* Task instructions *
Read through the entries below and return each line with the word "sich".

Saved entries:
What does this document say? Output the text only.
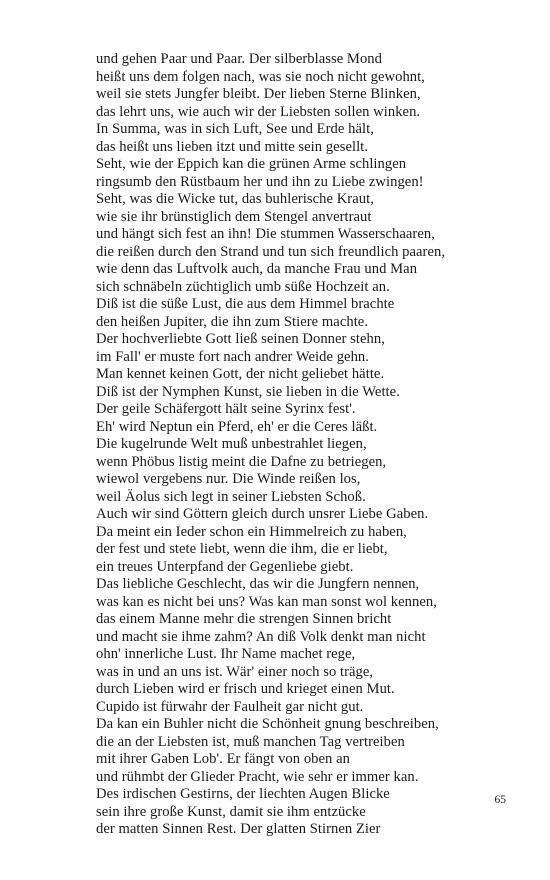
und gehen Paar und Paar. Der silberblasse Mond
heißt uns dem folgen nach, was sie noch nicht gewohnt,
weil sie stets Jungfer bleibt. Der lieben Sterne Blinken,
das lehrt uns, wie auch wir der Liebsten sollen winken.
In Summa, was in sich Luft, See und Erde hält,
das heißt uns lieben itzt und mitte sein gesellt.
Seht, wie der Eppich kan die grünen Arme schlingen
ringsumb den Rüstbaum her und ihn zu Liebe zwingen!
Seht, was die Wicke tut, das buhlerische Kraut,
wie sie ihr brünstiglich dem Stengel anvertraut
und hängt sich fest an ihn! Die stummen Wasserschaaren,
die reißen durch den Strand und tun sich freundlich paaren,
wie denn das Luftvolk auch, da manche Frau und Man
sich schnäbeln züchtiglich umb süße Hochzeit an.
Diß ist die süße Lust, die aus dem Himmel brachte
den heißen Jupiter, die ihn zum Stiere machte.
Der hochverliebte Gott ließ seinen Donner stehn,
im Fall' er muste fort nach andrer Weide gehn.
Man kennet keinen Gott, der nicht geliebet hätte.
Diß ist der Nymphen Kunst, sie lieben in die Wette.
Der geile Schäfergott hält seine Syrinx fest'.
Eh' wird Neptun ein Pferd, eh' er die Ceres läßt.
Die kugelrunde Welt muß unbestrahlet liegen,
wenn Phöbus listig meint die Dafne zu betriegen,
wiewol vergebens nur. Die Winde reißen los,
weil Äolus sich legt in seiner Liebsten Schoß.
Auch wir sind Göttern gleich durch unsrer Liebe Gaben.
Da meint ein Ieder schon ein Himmelreich zu haben,
der fest und stete liebt, wenn die ihm, die er liebt,
ein treues Unterpfand der Gegenliebe giebt.
Das liebliche Geschlecht, das wir die Jungfern nennen,
was kan es nicht bei uns? Was kan man sonst wol kennen,
das einem Manne mehr die strengen Sinnen bricht
und macht sie ihme zahm? An diß Volk denkt man nicht
ohn' innerliche Lust. Ihr Name machet rege,
was in und an uns ist. Wär' einer noch so träge,
durch Lieben wird er frisch und krieget einen Mut.
Cupido ist fürwahr der Faulheit gar nicht gut.
Da kan ein Buhler nicht die Schönheit gnung beschreiben,
die an der Liebsten ist, muß manchen Tag vertreiben
mit ihrer Gaben Lob'. Er fängt von oben an
und rühmbt der Glieder Pracht, wie sehr er immer kan.
Des irdischen Gestirns, der liechten Augen Blicke
sein ihre große Kunst, damit sie ihm entzücke
der matten Sinnen Rest. Der glatten Stirnen Zier
65
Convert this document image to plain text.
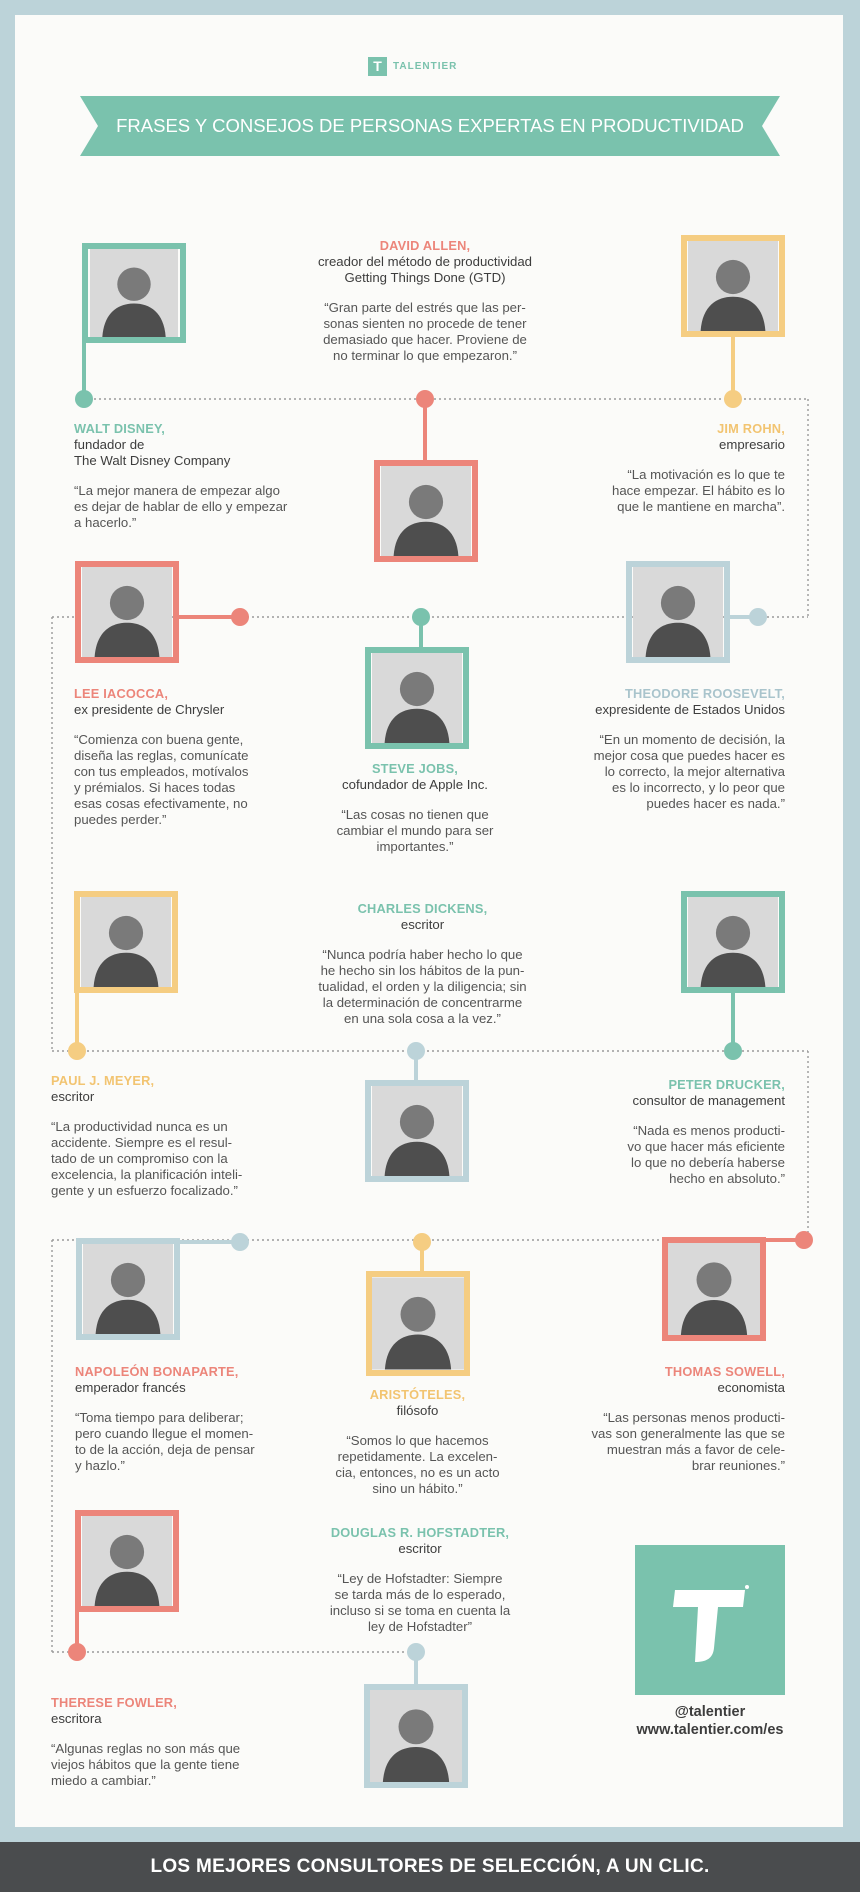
T	TALENTIER
FRASES Y CONSEJOS DE PERSONAS EXPERTAS EN PRODUCTIVIDAD
DAVID ALLEN,
creador del método de productividad
Getting Things Done (GTD)
“Gran parte del estrés que las per-
sonas sienten no procede de tener
demasiado que hacer. Proviene de
no terminar lo que empezaron.”
WALT DISNEY,
fundador de
The Walt Disney Company
“La mejor manera de empezar algo
es dejar de hablar de ello y empezar
a hacerlo.”
JIM ROHN,
empresario
“La motivación es lo que te
hace empezar. El hábito es lo
que le mantiene en marcha”.
LEE IACOCCA,
ex presidente de Chrysler
“Comienza con buena gente,
diseña las reglas, comunícate
con tus empleados, motívalos
y prémialos. Si haces todas
esas cosas efectivamente, no
puedes perder.”
STEVE JOBS,
cofundador de Apple Inc.
“Las cosas no tienen que
cambiar el mundo para ser
importantes.”
THEODORE ROOSEVELT,
expresidente de Estados Unidos
“En un momento de decisión, la
mejor cosa que puedes hacer es
lo correcto, la mejor alternativa
es lo incorrecto, y lo peor que
puedes hacer es nada.”
CHARLES DICKENS,
escritor
“Nunca podría haber hecho lo que
he hecho sin los hábitos de la pun-
tualidad, el orden y la diligencia; sin
la determinación de concentrarme
en una sola cosa a la vez.”
PAUL J. MEYER,
escritor
“La productividad nunca es un
accidente. Siempre es el resul-
tado de un compromiso con la
excelencia, la planificación inteli-
gente y un esfuerzo focalizado.”
PETER DRUCKER,
consultor de management
“Nada es menos producti-
vo que hacer más eficiente
lo que no debería haberse
hecho en absoluto.”
NAPOLEÓN BONAPARTE,
emperador francés
“Toma tiempo para deliberar;
pero cuando llegue el momen-
to de la acción, deja de pensar
y hazlo.”
ARISTÓTELES,
filósofo
“Somos lo que hacemos
repetidamente. La excelen-
cia, entonces, no es un acto
sino un hábito.”
THOMAS SOWELL,
economista
“Las personas menos producti-
vas son generalmente las que se
muestran más a favor de cele-
brar reuniones.”
DOUGLAS R. HOFSTADTER,
escritor
“Ley de Hofstadter: Siempre
se tarda más de lo esperado,
incluso si se toma en cuenta la
ley de Hofstadter”
THERESE FOWLER,
escritora
“Algunas reglas no son más que
viejos hábitos que la gente tiene
miedo a cambiar.”
@talentier
www.talentier.com/es
LOS MEJORES CONSULTORES DE SELECCIÓN, A UN CLIC.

* Expected output *
In Summa, was in sich Luft, See und Erde hält,
und hängt sich fest an ihn! Die stummen Wasserschaaren,
die reißen durch den Strand und tun sich freundlich paaren,
sich schnäbeln züchtiglich umb süße Hochzeit an.
weil Äolus sich legt in seiner Liebsten Schoß.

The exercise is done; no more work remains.